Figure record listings
--------

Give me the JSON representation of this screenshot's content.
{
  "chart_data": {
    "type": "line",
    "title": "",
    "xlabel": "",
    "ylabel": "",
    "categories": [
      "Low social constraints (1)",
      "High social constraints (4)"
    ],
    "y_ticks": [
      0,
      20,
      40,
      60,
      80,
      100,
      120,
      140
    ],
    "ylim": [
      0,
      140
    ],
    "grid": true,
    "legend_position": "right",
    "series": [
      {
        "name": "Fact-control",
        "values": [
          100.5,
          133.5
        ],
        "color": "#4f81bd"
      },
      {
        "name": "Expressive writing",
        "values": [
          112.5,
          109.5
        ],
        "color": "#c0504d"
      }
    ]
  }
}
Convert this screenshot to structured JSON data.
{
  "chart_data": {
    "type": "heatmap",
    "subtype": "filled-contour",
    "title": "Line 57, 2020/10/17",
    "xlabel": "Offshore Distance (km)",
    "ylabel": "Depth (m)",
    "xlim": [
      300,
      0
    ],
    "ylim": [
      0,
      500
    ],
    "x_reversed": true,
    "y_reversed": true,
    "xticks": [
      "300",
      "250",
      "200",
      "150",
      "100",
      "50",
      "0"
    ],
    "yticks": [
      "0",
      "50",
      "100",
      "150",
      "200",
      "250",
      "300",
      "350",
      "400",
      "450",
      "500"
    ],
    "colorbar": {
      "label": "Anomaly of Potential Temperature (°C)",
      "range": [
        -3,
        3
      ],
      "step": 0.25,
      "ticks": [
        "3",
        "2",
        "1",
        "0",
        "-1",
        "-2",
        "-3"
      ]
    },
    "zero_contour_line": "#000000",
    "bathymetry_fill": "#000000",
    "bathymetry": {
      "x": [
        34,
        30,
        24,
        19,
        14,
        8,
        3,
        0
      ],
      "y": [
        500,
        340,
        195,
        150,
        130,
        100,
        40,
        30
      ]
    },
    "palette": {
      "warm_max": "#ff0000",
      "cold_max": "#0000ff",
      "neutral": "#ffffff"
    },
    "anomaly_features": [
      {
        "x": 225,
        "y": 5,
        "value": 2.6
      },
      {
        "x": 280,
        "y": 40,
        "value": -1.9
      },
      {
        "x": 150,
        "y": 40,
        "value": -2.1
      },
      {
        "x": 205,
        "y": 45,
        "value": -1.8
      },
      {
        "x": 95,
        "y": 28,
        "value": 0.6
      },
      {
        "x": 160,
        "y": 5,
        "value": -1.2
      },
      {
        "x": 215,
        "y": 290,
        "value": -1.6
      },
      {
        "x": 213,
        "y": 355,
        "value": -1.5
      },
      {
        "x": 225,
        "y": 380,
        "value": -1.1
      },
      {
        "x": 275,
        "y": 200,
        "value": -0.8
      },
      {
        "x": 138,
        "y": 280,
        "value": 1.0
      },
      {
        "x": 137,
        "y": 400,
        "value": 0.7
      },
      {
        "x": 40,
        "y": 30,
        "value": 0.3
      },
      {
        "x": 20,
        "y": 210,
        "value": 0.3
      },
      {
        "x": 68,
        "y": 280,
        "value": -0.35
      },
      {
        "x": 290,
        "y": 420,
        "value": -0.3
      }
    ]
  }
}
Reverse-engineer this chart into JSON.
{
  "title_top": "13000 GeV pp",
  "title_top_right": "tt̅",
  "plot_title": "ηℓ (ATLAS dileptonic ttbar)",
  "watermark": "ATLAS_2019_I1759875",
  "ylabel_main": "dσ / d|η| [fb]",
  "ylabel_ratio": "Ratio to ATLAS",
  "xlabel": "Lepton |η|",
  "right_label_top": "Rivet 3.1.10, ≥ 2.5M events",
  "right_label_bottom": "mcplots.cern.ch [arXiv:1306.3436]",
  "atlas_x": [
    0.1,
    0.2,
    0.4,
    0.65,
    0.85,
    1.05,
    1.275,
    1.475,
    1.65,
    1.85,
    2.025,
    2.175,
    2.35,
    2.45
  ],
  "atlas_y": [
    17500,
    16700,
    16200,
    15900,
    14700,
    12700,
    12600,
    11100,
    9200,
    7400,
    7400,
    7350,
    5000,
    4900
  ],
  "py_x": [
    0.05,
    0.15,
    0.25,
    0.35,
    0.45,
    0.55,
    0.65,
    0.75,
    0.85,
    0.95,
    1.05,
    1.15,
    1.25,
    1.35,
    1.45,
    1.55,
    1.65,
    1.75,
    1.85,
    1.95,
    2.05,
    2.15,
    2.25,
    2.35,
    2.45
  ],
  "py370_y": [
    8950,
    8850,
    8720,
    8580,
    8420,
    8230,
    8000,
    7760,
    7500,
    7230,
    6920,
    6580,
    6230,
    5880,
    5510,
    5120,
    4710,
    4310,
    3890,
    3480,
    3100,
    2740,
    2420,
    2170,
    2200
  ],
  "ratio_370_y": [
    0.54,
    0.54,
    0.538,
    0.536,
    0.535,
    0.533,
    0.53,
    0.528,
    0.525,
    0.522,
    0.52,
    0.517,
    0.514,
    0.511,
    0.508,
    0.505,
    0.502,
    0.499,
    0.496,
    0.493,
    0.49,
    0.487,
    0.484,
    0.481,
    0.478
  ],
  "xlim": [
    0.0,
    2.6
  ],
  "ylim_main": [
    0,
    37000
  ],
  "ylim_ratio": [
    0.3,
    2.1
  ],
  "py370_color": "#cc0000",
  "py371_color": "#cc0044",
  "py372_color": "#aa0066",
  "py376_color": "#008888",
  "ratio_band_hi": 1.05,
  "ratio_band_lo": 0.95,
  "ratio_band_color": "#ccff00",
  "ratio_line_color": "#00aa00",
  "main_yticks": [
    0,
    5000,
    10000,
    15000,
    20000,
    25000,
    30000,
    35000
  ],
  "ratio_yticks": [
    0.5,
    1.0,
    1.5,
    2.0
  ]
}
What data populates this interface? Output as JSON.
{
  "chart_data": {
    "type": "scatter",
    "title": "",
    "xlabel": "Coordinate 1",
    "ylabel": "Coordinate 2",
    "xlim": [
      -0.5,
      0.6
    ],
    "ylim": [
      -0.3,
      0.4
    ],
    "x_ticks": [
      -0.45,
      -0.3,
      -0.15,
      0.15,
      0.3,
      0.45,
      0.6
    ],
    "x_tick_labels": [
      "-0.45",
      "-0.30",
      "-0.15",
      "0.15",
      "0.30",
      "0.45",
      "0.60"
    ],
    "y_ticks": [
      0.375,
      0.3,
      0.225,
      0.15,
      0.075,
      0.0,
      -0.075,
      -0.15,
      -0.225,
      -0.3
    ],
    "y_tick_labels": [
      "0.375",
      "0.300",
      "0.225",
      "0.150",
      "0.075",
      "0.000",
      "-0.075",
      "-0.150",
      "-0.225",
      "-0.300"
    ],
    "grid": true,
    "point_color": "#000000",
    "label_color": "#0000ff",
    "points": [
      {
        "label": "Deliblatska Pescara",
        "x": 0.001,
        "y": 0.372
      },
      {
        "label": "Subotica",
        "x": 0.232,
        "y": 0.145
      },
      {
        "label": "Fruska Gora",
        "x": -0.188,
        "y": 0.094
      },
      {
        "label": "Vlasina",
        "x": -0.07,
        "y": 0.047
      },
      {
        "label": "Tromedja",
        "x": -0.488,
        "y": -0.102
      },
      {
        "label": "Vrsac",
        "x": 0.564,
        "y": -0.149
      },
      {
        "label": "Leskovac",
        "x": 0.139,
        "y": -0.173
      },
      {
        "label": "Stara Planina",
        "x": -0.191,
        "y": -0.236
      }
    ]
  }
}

--------

→ The request
Nothing should be changed: write out all of the data as is.

→ Correct result
Give me the JSON representation of this screenshot's content.
{
  "chart_data": {
    "type": "line",
    "title": "",
    "xlabel": "",
    "ylabel": "",
    "categories": [
      "Low social constraints (1)",
      "High social constraints (4)"
    ],
    "y_ticks": [
      0,
      20,
      40,
      60,
      80,
      100,
      120,
      140
    ],
    "ylim": [
      0,
      140
    ],
    "grid": true,
    "legend_position": "right",
    "series": [
      {
        "name": "Fact-control",
        "values": [
          100.5,
          133.5
        ],
        "color": "#4f81bd"
      },
      {
        "name": "Expressive writing",
        "values": [
          112.5,
          109.5
        ],
        "color": "#c0504d"
      }
    ]
  }
}
Convert this screenshot to structured JSON data.
{
  "chart_data": {
    "type": "heatmap",
    "subtype": "filled-contour",
    "title": "Line 57, 2020/10/17",
    "xlabel": "Offshore Distance (km)",
    "ylabel": "Depth (m)",
    "xlim": [
      300,
      0
    ],
    "ylim": [
      0,
      500
    ],
    "x_reversed": true,
    "y_reversed": true,
    "xticks": [
      "300",
      "250",
      "200",
      "150",
      "100",
      "50",
      "0"
    ],
    "yticks": [
      "0",
      "50",
      "100",
      "150",
      "200",
      "250",
      "300",
      "350",
      "400",
      "450",
      "500"
    ],
    "colorbar": {
      "label": "Anomaly of Potential Temperature (°C)",
      "range": [
        -3,
        3
      ],
      "step": 0.25,
      "ticks": [
        "3",
        "2",
        "1",
        "0",
        "-1",
        "-2",
        "-3"
      ]
    },
    "zero_contour_line": "#000000",
    "bathymetry_fill": "#000000",
    "bathymetry": {
      "x": [
        34,
        30,
        24,
        19,
        14,
        8,
        3,
        0
      ],
      "y": [
        500,
        340,
        195,
        150,
        130,
        100,
        40,
        30
      ]
    },
    "palette": {
      "warm_max": "#ff0000",
      "cold_max": "#0000ff",
      "neutral": "#ffffff"
    },
    "anomaly_features": [
      {
        "x": 225,
        "y": 5,
        "value": 2.6
      },
      {
        "x": 280,
        "y": 40,
        "value": -1.9
      },
      {
        "x": 150,
        "y": 40,
        "value": -2.1
      },
      {
        "x": 205,
        "y": 45,
        "value": -1.8
      },
      {
        "x": 95,
        "y": 28,
        "value": 0.6
      },
      {
        "x": 160,
        "y": 5,
        "value": -1.2
      },
      {
        "x": 215,
        "y": 290,
        "value": -1.6
      },
      {
        "x": 213,
        "y": 355,
        "value": -1.5
      },
      {
        "x": 225,
        "y": 380,
        "value": -1.1
      },
      {
        "x": 275,
        "y": 200,
        "value": -0.8
      },
      {
        "x": 138,
        "y": 280,
        "value": 1.0
      },
      {
        "x": 137,
        "y": 400,
        "value": 0.7
      },
      {
        "x": 40,
        "y": 30,
        "value": 0.3
      },
      {
        "x": 20,
        "y": 210,
        "value": 0.3
      },
      {
        "x": 68,
        "y": 280,
        "value": -0.35
      },
      {
        "x": 290,
        "y": 420,
        "value": -0.3
      }
    ]
  }
}
Reverse-engineer this chart into JSON.
{
  "title_top": "13000 GeV pp",
  "title_top_right": "tt̅",
  "plot_title": "ηℓ (ATLAS dileptonic ttbar)",
  "watermark": "ATLAS_2019_I1759875",
  "ylabel_main": "dσ / d|η| [fb]",
  "ylabel_ratio": "Ratio to ATLAS",
  "xlabel": "Lepton |η|",
  "right_label_top": "Rivet 3.1.10, ≥ 2.5M events",
  "right_label_bottom": "mcplots.cern.ch [arXiv:1306.3436]",
  "atlas_x": [
    0.1,
    0.2,
    0.4,
    0.65,
    0.85,
    1.05,
    1.275,
    1.475,
    1.65,
    1.85,
    2.025,
    2.175,
    2.35,
    2.45
  ],
  "atlas_y": [
    17500,
    16700,
    16200,
    15900,
    14700,
    12700,
    12600,
    11100,
    9200,
    7400,
    7400,
    7350,
    5000,
    4900
  ],
  "py_x": [
    0.05,
    0.15,
    0.25,
    0.35,
    0.45,
    0.55,
    0.65,
    0.75,
    0.85,
    0.95,
    1.05,
    1.15,
    1.25,
    1.35,
    1.45,
    1.55,
    1.65,
    1.75,
    1.85,
    1.95,
    2.05,
    2.15,
    2.25,
    2.35,
    2.45
  ],
  "py370_y": [
    8950,
    8850,
    8720,
    8580,
    8420,
    8230,
    8000,
    7760,
    7500,
    7230,
    6920,
    6580,
    6230,
    5880,
    5510,
    5120,
    4710,
    4310,
    3890,
    3480,
    3100,
    2740,
    2420,
    2170,
    2200
  ],
  "ratio_370_y": [
    0.54,
    0.54,
    0.538,
    0.536,
    0.535,
    0.533,
    0.53,
    0.528,
    0.525,
    0.522,
    0.52,
    0.517,
    0.514,
    0.511,
    0.508,
    0.505,
    0.502,
    0.499,
    0.496,
    0.493,
    0.49,
    0.487,
    0.484,
    0.481,
    0.478
  ],
  "xlim": [
    0.0,
    2.6
  ],
  "ylim_main": [
    0,
    37000
  ],
  "ylim_ratio": [
    0.3,
    2.1
  ],
  "py370_color": "#cc0000",
  "py371_color": "#cc0044",
  "py372_color": "#aa0066",
  "py376_color": "#008888",
  "ratio_band_hi": 1.05,
  "ratio_band_lo": 0.95,
  "ratio_band_color": "#ccff00",
  "ratio_line_color": "#00aa00",
  "main_yticks": [
    0,
    5000,
    10000,
    15000,
    20000,
    25000,
    30000,
    35000
  ],
  "ratio_yticks": [
    0.5,
    1.0,
    1.5,
    2.0
  ]
}
What data populates this interface? Output as JSON.
{
  "chart_data": {
    "type": "scatter",
    "title": "",
    "xlabel": "Coordinate 1",
    "ylabel": "Coordinate 2",
    "xlim": [
      -0.5,
      0.6
    ],
    "ylim": [
      -0.3,
      0.4
    ],
    "x_ticks": [
      -0.45,
      -0.3,
      -0.15,
      0.15,
      0.3,
      0.45,
      0.6
    ],
    "x_tick_labels": [
      "-0.45",
      "-0.30",
      "-0.15",
      "0.15",
      "0.30",
      "0.45",
      "0.60"
    ],
    "y_ticks": [
      0.375,
      0.3,
      0.225,
      0.15,
      0.075,
      0.0,
      -0.075,
      -0.15,
      -0.225,
      -0.3
    ],
    "y_tick_labels": [
      "0.375",
      "0.300",
      "0.225",
      "0.150",
      "0.075",
      "0.000",
      "-0.075",
      "-0.150",
      "-0.225",
      "-0.300"
    ],
    "grid": true,
    "point_color": "#000000",
    "label_color": "#0000ff",
    "points": [
      {
        "label": "Deliblatska Pescara",
        "x": 0.001,
        "y": 0.372
      },
      {
        "label": "Subotica",
        "x": 0.232,
        "y": 0.145
      },
      {
        "label": "Fruska Gora",
        "x": -0.188,
        "y": 0.094
      },
      {
        "label": "Vlasina",
        "x": -0.07,
        "y": 0.047
      },
      {
        "label": "Tromedja",
        "x": -0.488,
        "y": -0.102
      },
      {
        "label": "Vrsac",
        "x": 0.564,
        "y": -0.149
      },
      {
        "label": "Leskovac",
        "x": 0.139,
        "y": -0.173
      },
      {
        "label": "Stara Planina",
        "x": -0.191,
        "y": -0.236
      }
    ]
  }
}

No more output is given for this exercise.